* _Supplied data_
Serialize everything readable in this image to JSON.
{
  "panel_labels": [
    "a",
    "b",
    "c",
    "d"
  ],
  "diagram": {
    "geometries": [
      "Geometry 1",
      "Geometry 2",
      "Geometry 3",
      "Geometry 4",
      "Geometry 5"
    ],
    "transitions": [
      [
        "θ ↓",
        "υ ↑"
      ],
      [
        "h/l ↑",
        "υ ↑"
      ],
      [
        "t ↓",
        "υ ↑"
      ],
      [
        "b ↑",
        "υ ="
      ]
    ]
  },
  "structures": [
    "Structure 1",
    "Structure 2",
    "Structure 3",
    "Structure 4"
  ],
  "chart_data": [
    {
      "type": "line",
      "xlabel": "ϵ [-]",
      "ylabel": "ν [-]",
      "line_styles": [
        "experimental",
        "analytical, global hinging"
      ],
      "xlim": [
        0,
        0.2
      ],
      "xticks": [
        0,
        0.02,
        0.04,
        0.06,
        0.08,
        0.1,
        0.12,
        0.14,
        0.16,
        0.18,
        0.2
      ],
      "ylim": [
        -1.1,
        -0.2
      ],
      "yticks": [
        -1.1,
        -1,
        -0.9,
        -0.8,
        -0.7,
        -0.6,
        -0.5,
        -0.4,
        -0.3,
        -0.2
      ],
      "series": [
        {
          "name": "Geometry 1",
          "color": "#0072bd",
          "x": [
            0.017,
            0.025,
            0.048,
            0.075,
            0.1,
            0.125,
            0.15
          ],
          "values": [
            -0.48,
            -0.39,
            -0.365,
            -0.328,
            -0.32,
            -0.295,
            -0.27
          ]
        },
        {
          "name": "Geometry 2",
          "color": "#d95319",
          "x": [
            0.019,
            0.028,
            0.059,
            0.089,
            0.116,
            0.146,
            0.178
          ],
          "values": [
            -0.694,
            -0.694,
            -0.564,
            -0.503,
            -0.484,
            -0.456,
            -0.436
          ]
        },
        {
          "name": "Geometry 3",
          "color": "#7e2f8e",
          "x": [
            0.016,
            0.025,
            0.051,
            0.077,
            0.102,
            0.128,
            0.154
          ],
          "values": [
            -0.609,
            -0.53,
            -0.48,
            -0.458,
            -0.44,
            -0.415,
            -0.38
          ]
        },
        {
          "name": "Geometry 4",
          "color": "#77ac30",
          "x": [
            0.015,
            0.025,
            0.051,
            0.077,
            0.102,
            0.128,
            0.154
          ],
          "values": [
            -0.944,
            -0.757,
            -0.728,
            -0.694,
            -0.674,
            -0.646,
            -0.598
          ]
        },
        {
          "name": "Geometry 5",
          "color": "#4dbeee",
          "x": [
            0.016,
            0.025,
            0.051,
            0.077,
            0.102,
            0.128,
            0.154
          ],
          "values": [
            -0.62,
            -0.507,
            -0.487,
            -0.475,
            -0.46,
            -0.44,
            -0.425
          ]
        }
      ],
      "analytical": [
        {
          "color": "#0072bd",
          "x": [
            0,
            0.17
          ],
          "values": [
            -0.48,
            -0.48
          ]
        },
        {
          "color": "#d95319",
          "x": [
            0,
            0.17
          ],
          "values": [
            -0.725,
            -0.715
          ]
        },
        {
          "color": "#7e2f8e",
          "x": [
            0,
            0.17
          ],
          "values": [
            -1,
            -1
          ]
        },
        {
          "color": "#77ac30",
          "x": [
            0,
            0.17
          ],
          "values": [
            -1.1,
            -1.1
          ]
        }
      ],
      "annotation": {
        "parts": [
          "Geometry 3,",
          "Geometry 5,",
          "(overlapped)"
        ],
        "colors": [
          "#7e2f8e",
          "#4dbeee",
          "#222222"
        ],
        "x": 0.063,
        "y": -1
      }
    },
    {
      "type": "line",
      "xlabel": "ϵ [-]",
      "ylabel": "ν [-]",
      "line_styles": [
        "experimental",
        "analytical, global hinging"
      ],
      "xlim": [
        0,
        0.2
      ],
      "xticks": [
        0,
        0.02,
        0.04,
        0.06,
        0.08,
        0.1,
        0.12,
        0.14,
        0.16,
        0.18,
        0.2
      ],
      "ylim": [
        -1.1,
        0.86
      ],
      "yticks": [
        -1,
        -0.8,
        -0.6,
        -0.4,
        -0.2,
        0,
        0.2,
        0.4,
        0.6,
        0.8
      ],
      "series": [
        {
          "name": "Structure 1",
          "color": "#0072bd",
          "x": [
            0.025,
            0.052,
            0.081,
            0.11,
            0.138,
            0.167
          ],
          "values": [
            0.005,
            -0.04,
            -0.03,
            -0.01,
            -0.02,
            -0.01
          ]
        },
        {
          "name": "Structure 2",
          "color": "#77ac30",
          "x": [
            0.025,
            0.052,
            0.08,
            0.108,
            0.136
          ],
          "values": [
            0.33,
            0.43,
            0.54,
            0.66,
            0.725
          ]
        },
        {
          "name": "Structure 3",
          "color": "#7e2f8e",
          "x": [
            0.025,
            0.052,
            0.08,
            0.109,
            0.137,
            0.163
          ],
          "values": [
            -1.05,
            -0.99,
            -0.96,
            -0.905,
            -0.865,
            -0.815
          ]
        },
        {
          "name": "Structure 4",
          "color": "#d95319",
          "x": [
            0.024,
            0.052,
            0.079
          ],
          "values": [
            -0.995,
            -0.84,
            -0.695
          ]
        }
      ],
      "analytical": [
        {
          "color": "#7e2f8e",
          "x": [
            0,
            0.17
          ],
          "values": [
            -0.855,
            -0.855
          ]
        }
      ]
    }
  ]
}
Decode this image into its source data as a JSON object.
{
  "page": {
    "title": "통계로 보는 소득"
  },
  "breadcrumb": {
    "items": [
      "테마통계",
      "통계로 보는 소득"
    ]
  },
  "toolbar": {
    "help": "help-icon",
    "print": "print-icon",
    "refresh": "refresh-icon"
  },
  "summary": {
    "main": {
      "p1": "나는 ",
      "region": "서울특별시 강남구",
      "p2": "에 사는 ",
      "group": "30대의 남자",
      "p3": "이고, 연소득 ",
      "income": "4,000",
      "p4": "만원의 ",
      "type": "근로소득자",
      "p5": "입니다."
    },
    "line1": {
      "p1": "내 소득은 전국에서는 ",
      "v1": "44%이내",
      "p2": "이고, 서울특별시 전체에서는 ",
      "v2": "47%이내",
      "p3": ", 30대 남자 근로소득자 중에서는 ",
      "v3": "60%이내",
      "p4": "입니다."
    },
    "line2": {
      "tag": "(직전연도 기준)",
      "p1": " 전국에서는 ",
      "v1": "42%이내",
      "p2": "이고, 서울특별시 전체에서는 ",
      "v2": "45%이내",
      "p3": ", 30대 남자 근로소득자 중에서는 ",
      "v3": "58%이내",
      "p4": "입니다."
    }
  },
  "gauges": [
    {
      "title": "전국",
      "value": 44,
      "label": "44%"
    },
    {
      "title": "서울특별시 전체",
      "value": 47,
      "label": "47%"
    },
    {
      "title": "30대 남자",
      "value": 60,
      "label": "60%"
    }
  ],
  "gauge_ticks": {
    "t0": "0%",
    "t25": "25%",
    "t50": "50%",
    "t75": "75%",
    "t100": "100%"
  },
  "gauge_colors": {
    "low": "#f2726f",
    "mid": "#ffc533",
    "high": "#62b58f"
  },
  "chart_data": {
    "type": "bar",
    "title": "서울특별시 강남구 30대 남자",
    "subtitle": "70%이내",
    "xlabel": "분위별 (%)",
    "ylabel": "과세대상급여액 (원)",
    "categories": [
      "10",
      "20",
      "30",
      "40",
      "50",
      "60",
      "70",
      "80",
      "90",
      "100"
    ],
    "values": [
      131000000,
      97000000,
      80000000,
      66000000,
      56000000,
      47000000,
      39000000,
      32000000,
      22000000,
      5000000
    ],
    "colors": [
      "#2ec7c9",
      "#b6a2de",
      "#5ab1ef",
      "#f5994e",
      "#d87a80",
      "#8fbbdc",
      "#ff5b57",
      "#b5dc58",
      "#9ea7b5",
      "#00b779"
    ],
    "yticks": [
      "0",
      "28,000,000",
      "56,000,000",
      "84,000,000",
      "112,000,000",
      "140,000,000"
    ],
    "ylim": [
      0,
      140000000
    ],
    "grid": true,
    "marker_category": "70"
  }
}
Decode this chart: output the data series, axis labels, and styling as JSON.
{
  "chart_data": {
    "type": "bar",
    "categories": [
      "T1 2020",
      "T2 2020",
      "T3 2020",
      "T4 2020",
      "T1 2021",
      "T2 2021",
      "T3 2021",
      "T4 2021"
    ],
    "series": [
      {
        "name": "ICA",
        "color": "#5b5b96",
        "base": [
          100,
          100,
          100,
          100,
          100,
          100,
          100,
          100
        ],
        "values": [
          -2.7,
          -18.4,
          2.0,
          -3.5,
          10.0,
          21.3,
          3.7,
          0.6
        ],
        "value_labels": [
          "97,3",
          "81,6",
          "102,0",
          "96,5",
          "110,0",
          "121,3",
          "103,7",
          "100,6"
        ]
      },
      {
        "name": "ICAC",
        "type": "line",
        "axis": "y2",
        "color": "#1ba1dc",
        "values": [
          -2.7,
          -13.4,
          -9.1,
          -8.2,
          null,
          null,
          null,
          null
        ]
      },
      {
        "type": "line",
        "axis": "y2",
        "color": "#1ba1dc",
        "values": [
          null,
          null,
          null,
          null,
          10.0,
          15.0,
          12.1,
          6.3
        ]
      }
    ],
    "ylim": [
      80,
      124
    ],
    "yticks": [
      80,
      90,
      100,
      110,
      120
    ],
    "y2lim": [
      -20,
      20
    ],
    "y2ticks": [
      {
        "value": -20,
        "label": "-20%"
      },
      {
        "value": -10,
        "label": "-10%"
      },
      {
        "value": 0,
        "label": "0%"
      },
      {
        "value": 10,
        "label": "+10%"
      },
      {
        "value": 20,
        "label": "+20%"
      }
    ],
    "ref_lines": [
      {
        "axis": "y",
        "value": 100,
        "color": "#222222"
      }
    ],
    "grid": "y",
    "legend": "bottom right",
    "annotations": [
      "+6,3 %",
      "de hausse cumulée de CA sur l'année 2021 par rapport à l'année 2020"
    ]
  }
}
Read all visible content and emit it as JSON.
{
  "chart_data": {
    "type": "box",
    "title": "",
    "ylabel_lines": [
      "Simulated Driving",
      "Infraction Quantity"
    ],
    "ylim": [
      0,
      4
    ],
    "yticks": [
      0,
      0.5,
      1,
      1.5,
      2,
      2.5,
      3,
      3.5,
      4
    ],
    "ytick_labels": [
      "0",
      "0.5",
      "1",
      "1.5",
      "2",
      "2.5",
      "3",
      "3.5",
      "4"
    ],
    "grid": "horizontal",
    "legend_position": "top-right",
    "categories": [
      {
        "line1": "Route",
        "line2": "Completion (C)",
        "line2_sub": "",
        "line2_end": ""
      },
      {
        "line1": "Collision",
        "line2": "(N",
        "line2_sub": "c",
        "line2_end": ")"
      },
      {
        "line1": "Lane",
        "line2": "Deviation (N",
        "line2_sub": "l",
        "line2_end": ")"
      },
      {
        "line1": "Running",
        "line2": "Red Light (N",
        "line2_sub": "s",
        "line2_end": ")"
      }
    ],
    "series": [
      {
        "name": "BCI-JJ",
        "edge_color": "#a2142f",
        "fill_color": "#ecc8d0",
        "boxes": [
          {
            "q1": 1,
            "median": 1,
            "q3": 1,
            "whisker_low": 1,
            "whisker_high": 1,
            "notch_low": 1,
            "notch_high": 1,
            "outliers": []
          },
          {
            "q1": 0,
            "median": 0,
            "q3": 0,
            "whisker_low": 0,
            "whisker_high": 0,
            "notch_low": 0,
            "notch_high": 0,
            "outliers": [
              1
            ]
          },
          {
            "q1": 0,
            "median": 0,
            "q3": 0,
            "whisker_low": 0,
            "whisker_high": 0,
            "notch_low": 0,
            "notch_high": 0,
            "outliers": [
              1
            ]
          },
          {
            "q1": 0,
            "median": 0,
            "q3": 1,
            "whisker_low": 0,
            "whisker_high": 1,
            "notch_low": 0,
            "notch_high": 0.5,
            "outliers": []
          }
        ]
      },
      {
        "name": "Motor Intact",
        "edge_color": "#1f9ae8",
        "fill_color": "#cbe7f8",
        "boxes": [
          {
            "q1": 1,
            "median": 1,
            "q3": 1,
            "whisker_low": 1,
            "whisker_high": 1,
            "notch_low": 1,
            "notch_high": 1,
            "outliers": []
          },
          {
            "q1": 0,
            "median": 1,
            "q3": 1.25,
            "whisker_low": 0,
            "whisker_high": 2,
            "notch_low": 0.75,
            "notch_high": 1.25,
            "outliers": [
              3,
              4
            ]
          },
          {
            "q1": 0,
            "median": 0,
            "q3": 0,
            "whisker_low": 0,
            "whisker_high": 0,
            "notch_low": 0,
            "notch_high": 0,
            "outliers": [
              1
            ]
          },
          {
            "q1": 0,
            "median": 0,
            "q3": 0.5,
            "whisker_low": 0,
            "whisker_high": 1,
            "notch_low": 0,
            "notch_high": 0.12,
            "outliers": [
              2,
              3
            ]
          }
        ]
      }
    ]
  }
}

* _What the exercise asks_
Count how many lines of the listing above include "icon" and report that number alone.

* _Answer for the task_
3